**Task objective:** For the copy, please give all of the data again exactly and leave the pictures out.

(Dataset rows about figures)
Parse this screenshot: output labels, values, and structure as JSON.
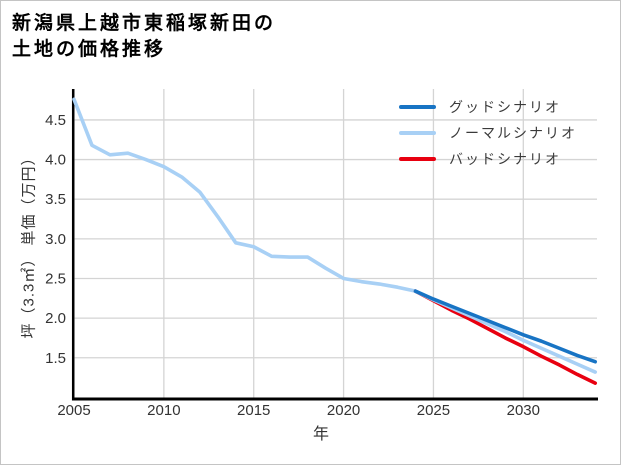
{
  "chart_data": {
    "type": "line",
    "title": "新潟県上越市東稲塚新田の土地の価格推移",
    "title_lines": [
      "新潟県上越市東稲塚新田の",
      "土地の価格推移"
    ],
    "xlabel": "年",
    "ylabel": "坪（3.3㎡） 単価（万円）",
    "x_ticks": [
      2005,
      2010,
      2015,
      2020,
      2025,
      2030
    ],
    "y_ticks": [
      1.5,
      2.0,
      2.5,
      3.0,
      3.5,
      4.0,
      4.5
    ],
    "xlim": [
      2005,
      2034.1
    ],
    "ylim": [
      0.98,
      4.89
    ],
    "grid": true,
    "legend_position": "top-right",
    "history": {
      "id": "history",
      "name": "",
      "color": "#a8d0f5",
      "x": [
        2005,
        2006,
        2007,
        2008,
        2009,
        2010,
        2011,
        2012,
        2013,
        2014,
        2015,
        2016,
        2017,
        2018,
        2019,
        2020,
        2021,
        2022,
        2023,
        2024
      ],
      "values": [
        4.76,
        4.18,
        4.06,
        4.08,
        4.0,
        3.91,
        3.78,
        3.59,
        3.28,
        2.95,
        2.9,
        2.78,
        2.77,
        2.77,
        2.63,
        2.5,
        2.46,
        2.43,
        2.39,
        2.34
      ]
    },
    "series": [
      {
        "id": "good",
        "name": "グッドシナリオ",
        "color": "#1874c4",
        "x": [
          2024,
          2025,
          2026,
          2027,
          2028,
          2029,
          2030,
          2031,
          2032,
          2033,
          2034
        ],
        "values": [
          2.34,
          2.24,
          2.15,
          2.06,
          1.97,
          1.88,
          1.79,
          1.71,
          1.62,
          1.53,
          1.45
        ]
      },
      {
        "id": "normal",
        "name": "ノーマルシナリオ",
        "color": "#a8d0f5",
        "x": [
          2024,
          2025,
          2026,
          2027,
          2028,
          2029,
          2030,
          2031,
          2032,
          2033,
          2034
        ],
        "values": [
          2.34,
          2.23,
          2.13,
          2.03,
          1.93,
          1.83,
          1.72,
          1.62,
          1.52,
          1.42,
          1.32
        ]
      },
      {
        "id": "bad",
        "name": "バッドシナリオ",
        "color": "#e80010",
        "x": [
          2024,
          2025,
          2026,
          2027,
          2028,
          2029,
          2030,
          2031,
          2032,
          2033,
          2034
        ],
        "values": [
          2.34,
          2.22,
          2.1,
          1.99,
          1.87,
          1.75,
          1.64,
          1.52,
          1.41,
          1.29,
          1.18
        ]
      }
    ],
    "colors": {
      "grid": "#d4d4d4",
      "axis": "#000000",
      "tick_label": "#333333",
      "background": "#ffffff",
      "border": "#c4c4c4"
    }
  }
}
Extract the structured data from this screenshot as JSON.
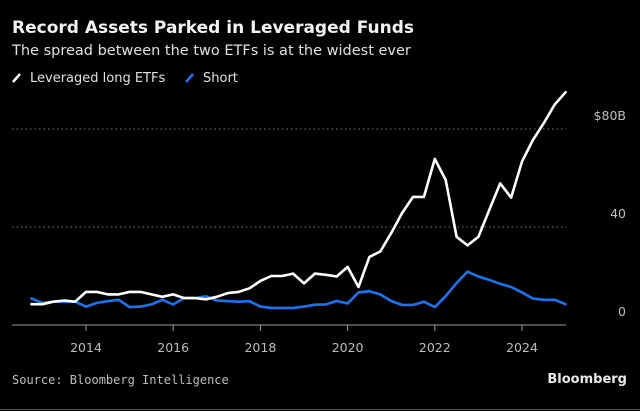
{
  "chart_data": {
    "type": "line",
    "title": "Record Assets Parked in Leveraged Funds",
    "subtitle": "The spread between the two ETFs is at the widest ever",
    "xlabel": "",
    "ylabel": "",
    "xlim": [
      2012.3,
      2026.3
    ],
    "ylim": [
      0,
      100
    ],
    "grid": true,
    "legend_position": "top-left",
    "x_ticks": [
      2014,
      2016,
      2018,
      2020,
      2022,
      2024
    ],
    "x_tick_labels": [
      "2014",
      "2016",
      "2018",
      "2020",
      "2022",
      "2024"
    ],
    "y_ticks": [
      0,
      40,
      80
    ],
    "y_tick_labels": [
      "0",
      "40",
      "$80B"
    ],
    "x": [
      2012.75,
      2013,
      2013.25,
      2013.5,
      2013.75,
      2014,
      2014.25,
      2014.5,
      2014.75,
      2015,
      2015.25,
      2015.5,
      2015.75,
      2016,
      2016.25,
      2016.5,
      2016.75,
      2017,
      2017.25,
      2017.5,
      2017.75,
      2018,
      2018.25,
      2018.5,
      2018.75,
      2019,
      2019.25,
      2019.5,
      2019.75,
      2020,
      2020.25,
      2020.5,
      2020.75,
      2021,
      2021.25,
      2021.5,
      2021.75,
      2022,
      2022.25,
      2022.5,
      2022.75,
      2023,
      2023.25,
      2023.5,
      2023.75,
      2024,
      2024.25,
      2024.5,
      2024.75,
      2025
    ],
    "series": [
      {
        "name": "Leveraged long ETFs",
        "color": "#ffffff",
        "values": [
          8.5,
          8.5,
          9.5,
          10,
          9.5,
          13.5,
          13.5,
          12.5,
          12.5,
          13.5,
          13.5,
          12.5,
          11.5,
          12.5,
          11,
          11,
          10.5,
          11.5,
          13,
          13.5,
          15,
          18,
          20,
          20,
          21,
          17,
          21,
          20.5,
          19.8,
          23.7,
          15.5,
          27.8,
          30,
          37.5,
          45.7,
          52.3,
          52.3,
          67.8,
          59.2,
          36,
          32.5,
          36,
          47,
          57.8,
          52,
          66.7,
          75.5,
          82.4,
          90,
          95
        ]
      },
      {
        "name": "Short",
        "color": "#1a73f0",
        "values": [
          10.8,
          9,
          9.5,
          9.5,
          9.5,
          7.5,
          9,
          9.7,
          10.3,
          7.3,
          7.5,
          8.4,
          10.3,
          8.4,
          11,
          11,
          11.7,
          10,
          9.7,
          9.5,
          9.7,
          7.5,
          7,
          7,
          7,
          7.5,
          8.3,
          8.4,
          9.8,
          8.8,
          13.3,
          13.8,
          12.5,
          9.8,
          8.2,
          8.2,
          9.5,
          7.3,
          11.8,
          17.2,
          21.8,
          19.8,
          18.4,
          16.8,
          15.5,
          13.3,
          10.8,
          10.3,
          10.3,
          8.5
        ]
      }
    ],
    "source": "Source: Bloomberg Intelligence",
    "brand": "Bloomberg"
  }
}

**Answer in full:**
Parse this screenshot: output labels, values, and structure as JSON.
{
  "chart_data": {
    "type": "line",
    "title": "新潟県上越市東稲塚新田の土地の価格推移",
    "title_lines": [
      "新潟県上越市東稲塚新田の",
      "土地の価格推移"
    ],
    "xlabel": "年",
    "ylabel": "坪（3.3㎡） 単価（万円）",
    "x_ticks": [
      2005,
      2010,
      2015,
      2020,
      2025,
      2030
    ],
    "y_ticks": [
      1.5,
      2.0,
      2.5,
      3.0,
      3.5,
      4.0,
      4.5
    ],
    "xlim": [
      2005,
      2034.1
    ],
    "ylim": [
      0.98,
      4.89
    ],
    "grid": true,
    "legend_position": "top-right",
    "history": {
      "id": "history",
      "name": "",
      "color": "#a8d0f5",
      "x": [
        2005,
        2006,
        2007,
        2008,
        2009,
        2010,
        2011,
        2012,
        2013,
        2014,
        2015,
        2016,
        2017,
        2018,
        2019,
        2020,
        2021,
        2022,
        2023,
        2024
      ],
      "values": [
        4.76,
        4.18,
        4.06,
        4.08,
        4.0,
        3.91,
        3.78,
        3.59,
        3.28,
        2.95,
        2.9,
        2.78,
        2.77,
        2.77,
        2.63,
        2.5,
        2.46,
        2.43,
        2.39,
        2.34
      ]
    },
    "series": [
      {
        "id": "good",
        "name": "グッドシナリオ",
        "color": "#1874c4",
        "x": [
          2024,
          2025,
          2026,
          2027,
          2028,
          2029,
          2030,
          2031,
          2032,
          2033,
          2034
        ],
        "values": [
          2.34,
          2.24,
          2.15,
          2.06,
          1.97,
          1.88,
          1.79,
          1.71,
          1.62,
          1.53,
          1.45
        ]
      },
      {
        "id": "normal",
        "name": "ノーマルシナリオ",
        "color": "#a8d0f5",
        "x": [
          2024,
          2025,
          2026,
          2027,
          2028,
          2029,
          2030,
          2031,
          2032,
          2033,
          2034
        ],
        "values": [
          2.34,
          2.23,
          2.13,
          2.03,
          1.93,
          1.83,
          1.72,
          1.62,
          1.52,
          1.42,
          1.32
        ]
      },
      {
        "id": "bad",
        "name": "バッドシナリオ",
        "color": "#e80010",
        "x": [
          2024,
          2025,
          2026,
          2027,
          2028,
          2029,
          2030,
          2031,
          2032,
          2033,
          2034
        ],
        "values": [
          2.34,
          2.22,
          2.1,
          1.99,
          1.87,
          1.75,
          1.64,
          1.52,
          1.41,
          1.29,
          1.18
        ]
      }
    ],
    "colors": {
      "grid": "#d4d4d4",
      "axis": "#000000",
      "tick_label": "#333333",
      "background": "#ffffff",
      "border": "#c4c4c4"
    }
  }
}
Extract the structured data from this screenshot as JSON.
{
  "chart_data": {
    "type": "line",
    "title": "Record Assets Parked in Leveraged Funds",
    "subtitle": "The spread between the two ETFs is at the widest ever",
    "xlabel": "",
    "ylabel": "",
    "xlim": [
      2012.3,
      2026.3
    ],
    "ylim": [
      0,
      100
    ],
    "grid": true,
    "legend_position": "top-left",
    "x_ticks": [
      2014,
      2016,
      2018,
      2020,
      2022,
      2024
    ],
    "x_tick_labels": [
      "2014",
      "2016",
      "2018",
      "2020",
      "2022",
      "2024"
    ],
    "y_ticks": [
      0,
      40,
      80
    ],
    "y_tick_labels": [
      "0",
      "40",
      "$80B"
    ],
    "x": [
      2012.75,
      2013,
      2013.25,
      2013.5,
      2013.75,
      2014,
      2014.25,
      2014.5,
      2014.75,
      2015,
      2015.25,
      2015.5,
      2015.75,
      2016,
      2016.25,
      2016.5,
      2016.75,
      2017,
      2017.25,
      2017.5,
      2017.75,
      2018,
      2018.25,
      2018.5,
      2018.75,
      2019,
      2019.25,
      2019.5,
      2019.75,
      2020,
      2020.25,
      2020.5,
      2020.75,
      2021,
      2021.25,
      2021.5,
      2021.75,
      2022,
      2022.25,
      2022.5,
      2022.75,
      2023,
      2023.25,
      2023.5,
      2023.75,
      2024,
      2024.25,
      2024.5,
      2024.75,
      2025
    ],
    "series": [
      {
        "name": "Leveraged long ETFs",
        "color": "#ffffff",
        "values": [
          8.5,
          8.5,
          9.5,
          10,
          9.5,
          13.5,
          13.5,
          12.5,
          12.5,
          13.5,
          13.5,
          12.5,
          11.5,
          12.5,
          11,
          11,
          10.5,
          11.5,
          13,
          13.5,
          15,
          18,
          20,
          20,
          21,
          17,
          21,
          20.5,
          19.8,
          23.7,
          15.5,
          27.8,
          30,
          37.5,
          45.7,
          52.3,
          52.3,
          67.8,
          59.2,
          36,
          32.5,
          36,
          47,
          57.8,
          52,
          66.7,
          75.5,
          82.4,
          90,
          95
        ]
      },
      {
        "name": "Short",
        "color": "#1a73f0",
        "values": [
          10.8,
          9,
          9.5,
          9.5,
          9.5,
          7.5,
          9,
          9.7,
          10.3,
          7.3,
          7.5,
          8.4,
          10.3,
          8.4,
          11,
          11,
          11.7,
          10,
          9.7,
          9.5,
          9.7,
          7.5,
          7,
          7,
          7,
          7.5,
          8.3,
          8.4,
          9.8,
          8.8,
          13.3,
          13.8,
          12.5,
          9.8,
          8.2,
          8.2,
          9.5,
          7.3,
          11.8,
          17.2,
          21.8,
          19.8,
          18.4,
          16.8,
          15.5,
          13.3,
          10.8,
          10.3,
          10.3,
          8.5
        ]
      }
    ],
    "source": "Source: Bloomberg Intelligence",
    "brand": "Bloomberg"
  }
}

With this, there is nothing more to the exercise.